◆ SOURCE RECORDS

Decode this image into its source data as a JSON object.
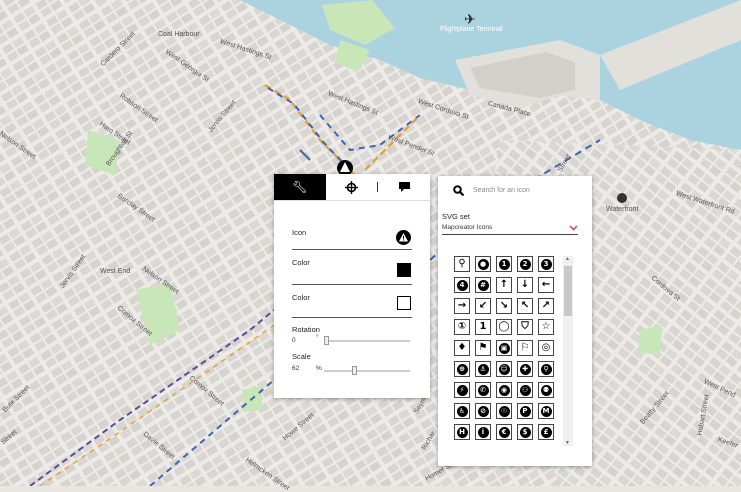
{
  "map": {
    "labels": {
      "coal_harbour": "Coal Harbour",
      "flightplane_terminal": "Flightplane Terminal",
      "west_hastings_1": "West Hastings St",
      "west_georgia": "West Georgia St",
      "cardero": "Cardero Street",
      "robson": "Robson Street",
      "haro": "Haro Street",
      "nelson_1": "Nelson Street",
      "broughton": "Broughton St",
      "barclay": "Barclay Street",
      "jervis_1": "Jervis Street",
      "west_hastings_2": "West Hastings St",
      "west_cordova": "West Cordova St",
      "canada_place": "Canada Place",
      "west_pender": "West Pender St",
      "jervis_2": "Jervis Street",
      "west_end": "West End",
      "nelson_2": "Nelson Street",
      "comox_1": "Comox Street",
      "comox_2": "Comox Street",
      "bute": "Bute Street",
      "davie": "Davie Street",
      "howe": "Howe Street",
      "helmcken": "Helmcken Street",
      "street_edge": "Street",
      "waterfront": "Waterfront",
      "west_waterfront": "West Waterfront Rd",
      "cordova_edge": "Cordova St",
      "west_pend_edge": "West Pend",
      "beatty": "Beatty Street",
      "hobart": "Hobart Street",
      "keefer": "Keefer",
      "seymour": "Seymour",
      "richards": "Richar",
      "homer": "Homer St",
      "street_top": "Street"
    },
    "colors": {
      "water": "#aad3df",
      "park": "#c8e6b8",
      "block": "#d9d6d1",
      "route_blue": "#3d64b4",
      "route_orange": "#e8a13a",
      "route_purple": "#5b4aa0"
    }
  },
  "props_panel": {
    "tabs": [
      {
        "name": "style",
        "icon": "wrench-icon",
        "active": true
      },
      {
        "name": "position",
        "icon": "crosshair-icon",
        "active": false
      },
      {
        "name": "label",
        "icon": "speech-bubble-icon",
        "active": false
      }
    ],
    "icon_label": "Icon",
    "color1_label": "Color",
    "color1_value": "#000000",
    "color2_label": "Color",
    "color2_value": "#ffffff",
    "rotation_label": "Rotation",
    "rotation_value": "0",
    "rotation_unit": "°",
    "rotation_fraction": 0,
    "scale_label": "Scale",
    "scale_value": "62",
    "scale_unit": "%",
    "scale_fraction": 0.35
  },
  "icon_picker": {
    "search_placeholder": "Search for an icon",
    "set_label": "SVG set",
    "set_value": "Mapcreator Icons",
    "icons": [
      "pin-icon",
      "filled-circle-icon",
      "number-1-icon",
      "number-2-icon",
      "number-3-icon",
      "number-4-icon",
      "hash-icon",
      "arrow-up-icon",
      "arrow-down-icon",
      "arrow-left-icon",
      "arrow-right-icon",
      "arrow-down-left-icon",
      "arrow-down-right-icon",
      "arrow-up-left-icon",
      "arrow-up-right-icon",
      "number-1-outline-icon",
      "number-1-square-icon",
      "pin-outline-icon",
      "shield-outline-icon",
      "star-outline-icon",
      "pushpin-icon",
      "flag-icon",
      "flag-square-icon",
      "pennant-icon",
      "target-icon",
      "compass-icon",
      "anchor-icon",
      "person-circle-icon",
      "cross-icon",
      "walking-icon",
      "running-icon",
      "phone-icon",
      "cyclist-icon",
      "couple-icon",
      "people-icon",
      "wheelchair-icon",
      "no-smoking-icon",
      "smoking-icon",
      "parking-icon",
      "metro-icon",
      "hotel-icon",
      "info-icon",
      "euro-icon",
      "dollar-icon",
      "pound-icon"
    ],
    "icon_glyphs": [
      "⚲",
      "●",
      "1",
      "2",
      "3",
      "4",
      "#",
      "↑",
      "↓",
      "←",
      "→",
      "↙",
      "↘",
      "↖",
      "↗",
      "①",
      "1",
      "◯",
      "⛉",
      "☆",
      "♦",
      "⚑",
      "▣",
      "⚐",
      "◎",
      "⊕",
      "⚓",
      "☺",
      "✚",
      "⚲",
      "⚡",
      "✆",
      "◉",
      "⚇",
      "⚉",
      "♿",
      "⊘",
      "☉",
      "P",
      "M",
      "H",
      "i",
      "€",
      "$",
      "£"
    ]
  }
}
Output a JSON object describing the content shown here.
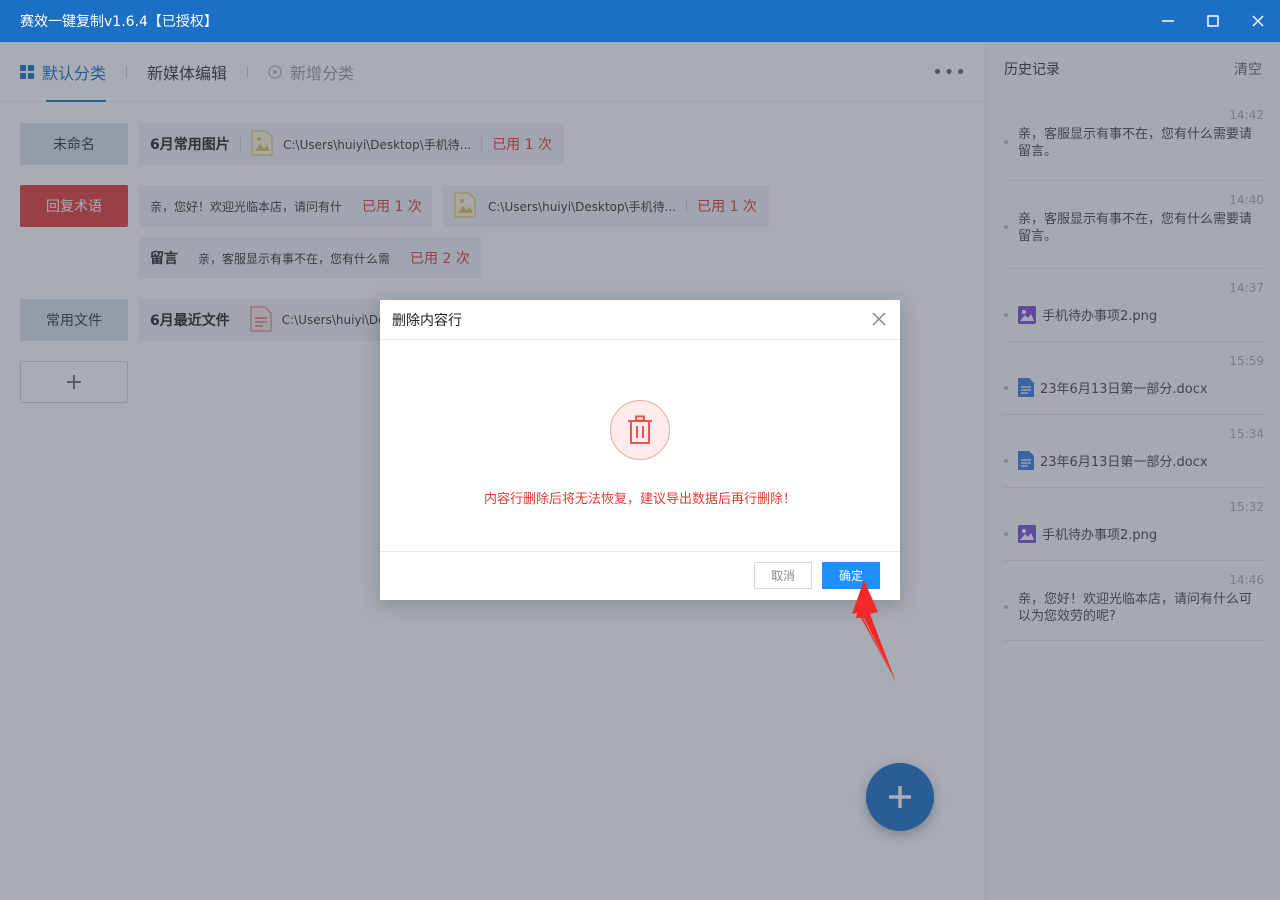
{
  "window": {
    "title": "赛效一键复制v1.6.4【已授权】"
  },
  "tabs": [
    {
      "label": "默认分类"
    },
    {
      "label": "新媒体编辑"
    },
    {
      "label": "新增分类"
    }
  ],
  "more_label": "•••",
  "categories": [
    {
      "label": "未命名"
    },
    {
      "label": "回复术语"
    },
    {
      "label": "常用文件"
    },
    {
      "label": "+"
    }
  ],
  "cards": [
    {
      "name": "6月常用图片",
      "path": "C:\\Users\\huiyi\\Desktop\\手机待...",
      "used": "已用 1 次"
    },
    {
      "name": "亲，您好！欢迎光临本店，请问有什",
      "used": "已用 1 次"
    },
    {
      "path": "C:\\Users\\huiyi\\Desktop\\手机待...",
      "used": "已用 1 次"
    },
    {
      "name": "留言",
      "text": "亲，客服显示有事不在，您有什么需",
      "used": "已用 2 次"
    },
    {
      "name": "6月最近文件",
      "path": "C:\\Users\\huiyi\\De"
    }
  ],
  "sidebar": {
    "title": "历史记录",
    "clear_label": "清空",
    "items": [
      {
        "time": "14:42",
        "text": "亲，客服显示有事不在，您有什么需要请留言。",
        "icon": "text"
      },
      {
        "time": "14:40",
        "text": "亲，客服显示有事不在，您有什么需要请留言。",
        "icon": "text"
      },
      {
        "time": "14:37",
        "text": "手机待办事项2.png",
        "icon": "image-icon"
      },
      {
        "time": "15:59",
        "text": "23年6月13日第一部分.docx",
        "icon": "document-icon"
      },
      {
        "time": "15:34",
        "text": "23年6月13日第一部分.docx",
        "icon": "document-icon"
      },
      {
        "time": "15:32",
        "text": "手机待办事项2.png",
        "icon": "image-icon"
      },
      {
        "time": "14:46",
        "text": "亲，您好！欢迎光临本店，请问有什么可以为您效劳的呢?",
        "icon": "text"
      }
    ]
  },
  "dialog": {
    "title": "删除内容行",
    "message": "内容行删除后将无法恢复，建议导出数据后再行删除！",
    "cancel_label": "取消",
    "ok_label": "确定"
  },
  "colors": {
    "brand": "#1b6fc4",
    "danger": "#e53935",
    "ok_button": "#1e90ff"
  }
}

◆ YOUR TASK
Pictures in the records above are left out; print everything else exactly as written.

◆ CORRECT RESPONSE
Decode this image into its source data as a JSON object.
{
  "map": {
    "labels": {
      "coal_harbour": "Coal Harbour",
      "flightplane_terminal": "Flightplane Terminal",
      "west_hastings_1": "West Hastings St",
      "west_georgia": "West Georgia St",
      "cardero": "Cardero Street",
      "robson": "Robson Street",
      "haro": "Haro Street",
      "nelson_1": "Nelson Street",
      "broughton": "Broughton St",
      "barclay": "Barclay Street",
      "jervis_1": "Jervis Street",
      "west_hastings_2": "West Hastings St",
      "west_cordova": "West Cordova St",
      "canada_place": "Canada Place",
      "west_pender": "West Pender St",
      "jervis_2": "Jervis Street",
      "west_end": "West End",
      "nelson_2": "Nelson Street",
      "comox_1": "Comox Street",
      "comox_2": "Comox Street",
      "bute": "Bute Street",
      "davie": "Davie Street",
      "howe": "Howe Street",
      "helmcken": "Helmcken Street",
      "street_edge": "Street",
      "waterfront": "Waterfront",
      "west_waterfront": "West Waterfront Rd",
      "cordova_edge": "Cordova St",
      "west_pend_edge": "West Pend",
      "beatty": "Beatty Street",
      "hobart": "Hobart Street",
      "keefer": "Keefer",
      "seymour": "Seymour",
      "richards": "Richar",
      "homer": "Homer St",
      "street_top": "Street"
    },
    "colors": {
      "water": "#aad3df",
      "park": "#c8e6b8",
      "block": "#d9d6d1",
      "route_blue": "#3d64b4",
      "route_orange": "#e8a13a",
      "route_purple": "#5b4aa0"
    }
  },
  "props_panel": {
    "tabs": [
      {
        "name": "style",
        "icon": "wrench-icon",
        "active": true
      },
      {
        "name": "position",
        "icon": "crosshair-icon",
        "active": false
      },
      {
        "name": "label",
        "icon": "speech-bubble-icon",
        "active": false
      }
    ],
    "icon_label": "Icon",
    "color1_label": "Color",
    "color1_value": "#000000",
    "color2_label": "Color",
    "color2_value": "#ffffff",
    "rotation_label": "Rotation",
    "rotation_value": "0",
    "rotation_unit": "°",
    "rotation_fraction": 0,
    "scale_label": "Scale",
    "scale_value": "62",
    "scale_unit": "%",
    "scale_fraction": 0.35
  },
  "icon_picker": {
    "search_placeholder": "Search for an icon",
    "set_label": "SVG set",
    "set_value": "Mapcreator Icons",
    "icons": [
      "pin-icon",
      "filled-circle-icon",
      "number-1-icon",
      "number-2-icon",
      "number-3-icon",
      "number-4-icon",
      "hash-icon",
      "arrow-up-icon",
      "arrow-down-icon",
      "arrow-left-icon",
      "arrow-right-icon",
      "arrow-down-left-icon",
      "arrow-down-right-icon",
      "arrow-up-left-icon",
      "arrow-up-right-icon",
      "number-1-outline-icon",
      "number-1-square-icon",
      "pin-outline-icon",
      "shield-outline-icon",
      "star-outline-icon",
      "pushpin-icon",
      "flag-icon",
      "flag-square-icon",
      "pennant-icon",
      "target-icon",
      "compass-icon",
      "anchor-icon",
      "person-circle-icon",
      "cross-icon",
      "walking-icon",
      "running-icon",
      "phone-icon",
      "cyclist-icon",
      "couple-icon",
      "people-icon",
      "wheelchair-icon",
      "no-smoking-icon",
      "smoking-icon",
      "parking-icon",
      "metro-icon",
      "hotel-icon",
      "info-icon",
      "euro-icon",
      "dollar-icon",
      "pound-icon"
    ],
    "icon_glyphs": [
      "⚲",
      "●",
      "1",
      "2",
      "3",
      "4",
      "#",
      "↑",
      "↓",
      "←",
      "→",
      "↙",
      "↘",
      "↖",
      "↗",
      "①",
      "1",
      "◯",
      "⛉",
      "☆",
      "♦",
      "⚑",
      "▣",
      "⚐",
      "◎",
      "⊕",
      "⚓",
      "☺",
      "✚",
      "⚲",
      "⚡",
      "✆",
      "◉",
      "⚇",
      "⚉",
      "♿",
      "⊘",
      "☉",
      "P",
      "M",
      "H",
      "i",
      "€",
      "$",
      "£"
    ]
  }
}
Output a JSON object describing the content shown here.
{
  "window": {
    "title": "赛效一键复制v1.6.4【已授权】"
  },
  "tabs": [
    {
      "label": "默认分类"
    },
    {
      "label": "新媒体编辑"
    },
    {
      "label": "新增分类"
    }
  ],
  "more_label": "•••",
  "categories": [
    {
      "label": "未命名"
    },
    {
      "label": "回复术语"
    },
    {
      "label": "常用文件"
    },
    {
      "label": "+"
    }
  ],
  "cards": [
    {
      "name": "6月常用图片",
      "path": "C:\\Users\\huiyi\\Desktop\\手机待...",
      "used": "已用 1 次"
    },
    {
      "name": "亲，您好！欢迎光临本店，请问有什",
      "used": "已用 1 次"
    },
    {
      "path": "C:\\Users\\huiyi\\Desktop\\手机待...",
      "used": "已用 1 次"
    },
    {
      "name": "留言",
      "text": "亲，客服显示有事不在，您有什么需",
      "used": "已用 2 次"
    },
    {
      "name": "6月最近文件",
      "path": "C:\\Users\\huiyi\\De"
    }
  ],
  "sidebar": {
    "title": "历史记录",
    "clear_label": "清空",
    "items": [
      {
        "time": "14:42",
        "text": "亲，客服显示有事不在，您有什么需要请留言。",
        "icon": "text"
      },
      {
        "time": "14:40",
        "text": "亲，客服显示有事不在，您有什么需要请留言。",
        "icon": "text"
      },
      {
        "time": "14:37",
        "text": "手机待办事项2.png",
        "icon": "image-icon"
      },
      {
        "time": "15:59",
        "text": "23年6月13日第一部分.docx",
        "icon": "document-icon"
      },
      {
        "time": "15:34",
        "text": "23年6月13日第一部分.docx",
        "icon": "document-icon"
      },
      {
        "time": "15:32",
        "text": "手机待办事项2.png",
        "icon": "image-icon"
      },
      {
        "time": "14:46",
        "text": "亲，您好！欢迎光临本店，请问有什么可以为您效劳的呢?",
        "icon": "text"
      }
    ]
  },
  "dialog": {
    "title": "删除内容行",
    "message": "内容行删除后将无法恢复，建议导出数据后再行删除！",
    "cancel_label": "取消",
    "ok_label": "确定"
  },
  "colors": {
    "brand": "#1b6fc4",
    "danger": "#e53935",
    "ok_button": "#1e90ff"
  }
}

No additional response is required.